# Supplied information

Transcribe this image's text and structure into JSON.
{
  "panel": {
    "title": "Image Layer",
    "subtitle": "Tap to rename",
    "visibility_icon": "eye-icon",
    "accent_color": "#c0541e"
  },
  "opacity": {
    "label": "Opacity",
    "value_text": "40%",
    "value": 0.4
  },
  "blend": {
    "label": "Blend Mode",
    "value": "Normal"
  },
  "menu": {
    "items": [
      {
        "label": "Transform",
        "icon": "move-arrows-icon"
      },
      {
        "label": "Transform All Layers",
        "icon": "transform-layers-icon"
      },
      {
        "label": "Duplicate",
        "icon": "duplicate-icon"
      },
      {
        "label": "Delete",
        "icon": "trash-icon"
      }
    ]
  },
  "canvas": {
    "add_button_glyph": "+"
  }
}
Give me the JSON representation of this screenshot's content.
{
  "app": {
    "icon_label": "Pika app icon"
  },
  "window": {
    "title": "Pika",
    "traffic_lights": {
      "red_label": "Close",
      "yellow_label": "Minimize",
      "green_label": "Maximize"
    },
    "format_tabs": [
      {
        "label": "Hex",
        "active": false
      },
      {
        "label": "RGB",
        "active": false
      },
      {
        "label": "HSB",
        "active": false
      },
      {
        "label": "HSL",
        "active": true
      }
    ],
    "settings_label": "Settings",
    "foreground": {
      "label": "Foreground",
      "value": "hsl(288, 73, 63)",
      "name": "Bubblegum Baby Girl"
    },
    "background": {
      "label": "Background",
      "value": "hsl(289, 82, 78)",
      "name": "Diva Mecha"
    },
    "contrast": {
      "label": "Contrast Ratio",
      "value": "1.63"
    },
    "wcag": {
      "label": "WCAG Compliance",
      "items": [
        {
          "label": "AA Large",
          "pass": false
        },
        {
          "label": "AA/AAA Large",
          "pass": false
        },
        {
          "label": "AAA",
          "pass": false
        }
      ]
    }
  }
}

# Problem statement
Repeat the data exactly. Leave nothing out.

# Completed exercise
Transcribe this image's text and structure into JSON.
{
  "panel": {
    "title": "Image Layer",
    "subtitle": "Tap to rename",
    "visibility_icon": "eye-icon",
    "accent_color": "#c0541e"
  },
  "opacity": {
    "label": "Opacity",
    "value_text": "40%",
    "value": 0.4
  },
  "blend": {
    "label": "Blend Mode",
    "value": "Normal"
  },
  "menu": {
    "items": [
      {
        "label": "Transform",
        "icon": "move-arrows-icon"
      },
      {
        "label": "Transform All Layers",
        "icon": "transform-layers-icon"
      },
      {
        "label": "Duplicate",
        "icon": "duplicate-icon"
      },
      {
        "label": "Delete",
        "icon": "trash-icon"
      }
    ]
  },
  "canvas": {
    "add_button_glyph": "+"
  }
}
Give me the JSON representation of this screenshot's content.
{
  "app": {
    "icon_label": "Pika app icon"
  },
  "window": {
    "title": "Pika",
    "traffic_lights": {
      "red_label": "Close",
      "yellow_label": "Minimize",
      "green_label": "Maximize"
    },
    "format_tabs": [
      {
        "label": "Hex",
        "active": false
      },
      {
        "label": "RGB",
        "active": false
      },
      {
        "label": "HSB",
        "active": false
      },
      {
        "label": "HSL",
        "active": true
      }
    ],
    "settings_label": "Settings",
    "foreground": {
      "label": "Foreground",
      "value": "hsl(288, 73, 63)",
      "name": "Bubblegum Baby Girl"
    },
    "background": {
      "label": "Background",
      "value": "hsl(289, 82, 78)",
      "name": "Diva Mecha"
    },
    "contrast": {
      "label": "Contrast Ratio",
      "value": "1.63"
    },
    "wcag": {
      "label": "WCAG Compliance",
      "items": [
        {
          "label": "AA Large",
          "pass": false
        },
        {
          "label": "AA/AAA Large",
          "pass": false
        },
        {
          "label": "AAA",
          "pass": false
        }
      ]
    }
  }
}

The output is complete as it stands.